* YOUR TASKS
- A) In the forum post about the Hohenfels night exercise, what turned out to be following the three soldiers along the ridge?
- B) Do these statements agree with the forum post about the Hohenfels night exercise? (i) The writer commanded an infantry company in the 1st Armored Division. (ii) The three men set out without night vision equipment. (iii) The blufor usually defended on the edge of the area.

* EXCERPTED PASSAGE

begin

|March 9, 2000, 09:39 PM||#1|
Join Date: May 2, 1999
Location: South Carolina
1987 Hohenfels Germany. I was the CO of an infantry company in the 1st Armored Division. We were the closest Infantry Battalion (to Hohenfels) and were constantly tasked for Oposing Forces duty. This was when the concept of a miniature NTC in Europe was getting started.
Two of our companies (Charlie and Delta) were tasked as dismounted recon. The idea was that we would recon in sector until a bit before the "regiment" (other two rifle companies and a tank battalion) would attack. We used soviet tactics and to simulate the distances involved, we would get dropped off on one side or the other of Hohenfels and conduct recon ops all the way until we hit the BluFor, We would scout out what we could, report back, hide next to a target and assult them when the "regiment" needed us to. Usually the blufor would defend in the center, so the walk was only a few miles.
One night, we got out of the duece and a halfs, oriented ourselves and broke into four groups. Three of my platoons went their seperate ways and the company commander (me) took his two RTO's and went deep into the woods.
The armorer (John Roach) and the commo sergent (Tom Radke) and I (Giz) went along the military crest of a long shallow ridge. Lots of deep dark woods. We all packed night vision goggles,
M16A2s, bayonets, blank ammo, miles gear and a radio each.
We knew the West German recon guys were playing this week and we were very interested in them. Until this time we had not seen them except in the cantonment area. There was a question as to what role they were playing. The guys and I had moved several klicks when we heard the crunching of brush behind us. We cut over the top of the hill at a dead run and hunkered down. We were firmly convinced that the German recon boys were hot on our tracks.
This ridge line was heavily forested and very dark. We figured the Germans were trying to chase our team down and capture me (us). We had zigged and zagged after putting the crest of the hill between them and us, so we figured we should just go to ground. The thought was that they couldn't see us and would go past us.
Didn't happen. Couldn't see'em, but we damn sure heard'em cross the crest at the same spot we did, buttonhook the same way we did and start right up our back trail.
I figured right then that I was not going to get captured or shot. I dropped my ruck, shoved my map and CEOI in my pocket, grabbed my rifle and prepared to let Tom and John die gallently for their country.
But something was wrong. This tracking was superhuman. I decided that I was at least going to get a look at these Aryan supermen prior to leading them on a long cross-country run.
Using the NVGs I couldn't see'em. I could hear'em and I could see brush moving, but no upright bipeds. Hmmmmmmmmmm
We had a small clearing just to our front where we had set up an ambush. Watching through the NVGs out stepped two of the biggest foxes you've ever seen. We had to shout at them to get them to go away.
Why did they follow us? Dunno. No food on us, no aftershave.....
But a treasured experiance none-the-less!
|March 10, 2000, 06:47 AM||#2|
Join Date: December 31, 1999
Location: Middle Georgia
I was hunting in NW FL out of a tree stand about 15 years ago. The ground in front of me sloped away to a typical drainage bottom about 65-75 yds away. The bottom was about 40 yds wide and the farside sloped back up into the clear, just as on my side.

end

* DATASET CONTENT
begin

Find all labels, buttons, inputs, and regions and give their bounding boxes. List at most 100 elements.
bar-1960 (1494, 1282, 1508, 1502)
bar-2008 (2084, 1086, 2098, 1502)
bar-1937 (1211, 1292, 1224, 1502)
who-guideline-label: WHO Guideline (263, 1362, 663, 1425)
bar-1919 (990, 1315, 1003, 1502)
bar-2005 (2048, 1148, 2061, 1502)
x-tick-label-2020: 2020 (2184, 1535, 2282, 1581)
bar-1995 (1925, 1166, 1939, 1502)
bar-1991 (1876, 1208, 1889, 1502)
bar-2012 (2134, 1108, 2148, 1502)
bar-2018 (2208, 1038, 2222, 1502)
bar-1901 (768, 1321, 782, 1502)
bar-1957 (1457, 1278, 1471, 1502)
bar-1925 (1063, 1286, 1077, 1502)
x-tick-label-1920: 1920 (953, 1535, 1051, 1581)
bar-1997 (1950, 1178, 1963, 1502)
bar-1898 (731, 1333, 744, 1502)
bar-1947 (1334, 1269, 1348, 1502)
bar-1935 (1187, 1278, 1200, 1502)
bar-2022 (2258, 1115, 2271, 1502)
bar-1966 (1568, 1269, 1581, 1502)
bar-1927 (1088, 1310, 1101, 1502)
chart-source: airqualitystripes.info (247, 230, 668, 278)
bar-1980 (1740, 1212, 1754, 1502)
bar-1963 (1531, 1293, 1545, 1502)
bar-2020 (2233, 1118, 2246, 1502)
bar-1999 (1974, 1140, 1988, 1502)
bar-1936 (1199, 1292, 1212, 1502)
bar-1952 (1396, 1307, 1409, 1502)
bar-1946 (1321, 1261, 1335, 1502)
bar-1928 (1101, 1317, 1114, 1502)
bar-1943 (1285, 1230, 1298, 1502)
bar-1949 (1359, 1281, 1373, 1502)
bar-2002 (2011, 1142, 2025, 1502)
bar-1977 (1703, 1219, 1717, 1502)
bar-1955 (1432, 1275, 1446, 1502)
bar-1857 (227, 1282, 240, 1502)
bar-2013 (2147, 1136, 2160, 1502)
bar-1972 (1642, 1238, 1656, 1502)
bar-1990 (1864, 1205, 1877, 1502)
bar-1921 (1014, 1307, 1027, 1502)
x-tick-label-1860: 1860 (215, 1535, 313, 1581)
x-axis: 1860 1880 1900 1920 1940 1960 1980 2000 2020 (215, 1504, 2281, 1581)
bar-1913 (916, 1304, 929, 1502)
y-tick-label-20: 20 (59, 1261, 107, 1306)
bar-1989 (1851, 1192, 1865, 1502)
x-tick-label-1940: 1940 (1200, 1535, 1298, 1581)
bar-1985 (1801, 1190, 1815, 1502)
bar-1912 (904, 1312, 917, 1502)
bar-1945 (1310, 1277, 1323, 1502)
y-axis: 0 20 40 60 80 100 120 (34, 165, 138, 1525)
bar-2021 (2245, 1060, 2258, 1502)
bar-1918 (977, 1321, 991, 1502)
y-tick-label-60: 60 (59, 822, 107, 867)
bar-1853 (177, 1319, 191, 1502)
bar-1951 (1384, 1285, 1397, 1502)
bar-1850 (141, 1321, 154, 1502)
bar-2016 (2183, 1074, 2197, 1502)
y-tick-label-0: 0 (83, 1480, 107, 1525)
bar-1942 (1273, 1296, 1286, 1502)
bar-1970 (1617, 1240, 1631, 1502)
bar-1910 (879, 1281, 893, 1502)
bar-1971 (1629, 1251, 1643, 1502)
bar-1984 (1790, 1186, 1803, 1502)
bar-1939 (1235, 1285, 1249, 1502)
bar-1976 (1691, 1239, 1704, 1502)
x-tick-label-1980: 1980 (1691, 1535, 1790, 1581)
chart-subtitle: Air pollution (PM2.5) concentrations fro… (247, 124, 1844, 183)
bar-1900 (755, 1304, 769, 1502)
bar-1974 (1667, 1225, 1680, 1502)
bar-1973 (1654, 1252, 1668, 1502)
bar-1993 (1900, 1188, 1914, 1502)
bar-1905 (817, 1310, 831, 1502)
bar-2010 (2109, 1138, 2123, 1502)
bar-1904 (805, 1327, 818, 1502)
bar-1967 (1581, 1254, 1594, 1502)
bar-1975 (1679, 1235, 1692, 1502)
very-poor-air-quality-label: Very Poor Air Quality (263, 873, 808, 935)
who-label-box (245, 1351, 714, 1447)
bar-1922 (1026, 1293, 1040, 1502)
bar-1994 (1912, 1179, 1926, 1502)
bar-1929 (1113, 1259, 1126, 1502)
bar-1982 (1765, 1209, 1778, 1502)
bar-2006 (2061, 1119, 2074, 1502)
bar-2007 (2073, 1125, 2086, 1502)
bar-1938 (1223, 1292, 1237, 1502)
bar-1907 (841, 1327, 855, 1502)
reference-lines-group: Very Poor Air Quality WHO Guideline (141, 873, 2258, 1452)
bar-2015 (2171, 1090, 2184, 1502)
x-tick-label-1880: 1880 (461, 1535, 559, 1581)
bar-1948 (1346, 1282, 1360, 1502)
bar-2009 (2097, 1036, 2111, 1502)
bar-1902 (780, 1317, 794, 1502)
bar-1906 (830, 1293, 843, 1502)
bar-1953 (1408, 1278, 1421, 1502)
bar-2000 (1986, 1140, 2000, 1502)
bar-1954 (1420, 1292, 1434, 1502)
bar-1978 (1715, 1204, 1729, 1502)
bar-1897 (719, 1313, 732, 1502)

end

* FINAL ANSWERS
- A) Two very large foxes.

- B)
(i) Yes: "I was the CO of an infantry company in the 1st Armored Division."
(ii) No: "We all packed night vision goggles,"
(iii) No: "Usually the blufor would defend in the center"